**WORK REQUIRED:**
Of the lines in this listing, how many contain the word "与室外空气相邻的地板上"? Give the number and nothing else.

## start

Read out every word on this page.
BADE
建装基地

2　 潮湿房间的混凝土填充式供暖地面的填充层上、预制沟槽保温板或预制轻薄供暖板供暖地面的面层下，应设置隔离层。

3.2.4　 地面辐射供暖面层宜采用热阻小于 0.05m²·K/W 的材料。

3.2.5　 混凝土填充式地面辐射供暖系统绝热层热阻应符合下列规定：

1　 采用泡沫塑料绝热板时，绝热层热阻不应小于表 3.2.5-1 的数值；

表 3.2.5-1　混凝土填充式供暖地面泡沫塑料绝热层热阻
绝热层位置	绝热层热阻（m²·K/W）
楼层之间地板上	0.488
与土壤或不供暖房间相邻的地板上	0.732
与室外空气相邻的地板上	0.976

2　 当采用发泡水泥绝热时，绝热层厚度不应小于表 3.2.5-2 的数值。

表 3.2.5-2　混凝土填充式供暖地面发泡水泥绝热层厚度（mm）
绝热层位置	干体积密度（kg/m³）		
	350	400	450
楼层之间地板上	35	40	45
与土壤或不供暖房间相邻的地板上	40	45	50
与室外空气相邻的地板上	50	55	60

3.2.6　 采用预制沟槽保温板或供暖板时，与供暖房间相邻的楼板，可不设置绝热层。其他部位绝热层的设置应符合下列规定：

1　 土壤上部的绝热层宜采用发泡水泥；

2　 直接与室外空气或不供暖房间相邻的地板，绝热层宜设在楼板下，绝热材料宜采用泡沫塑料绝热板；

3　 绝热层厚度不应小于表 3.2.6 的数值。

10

## end

**ANSWER FOR THIS EXERCISE:**
2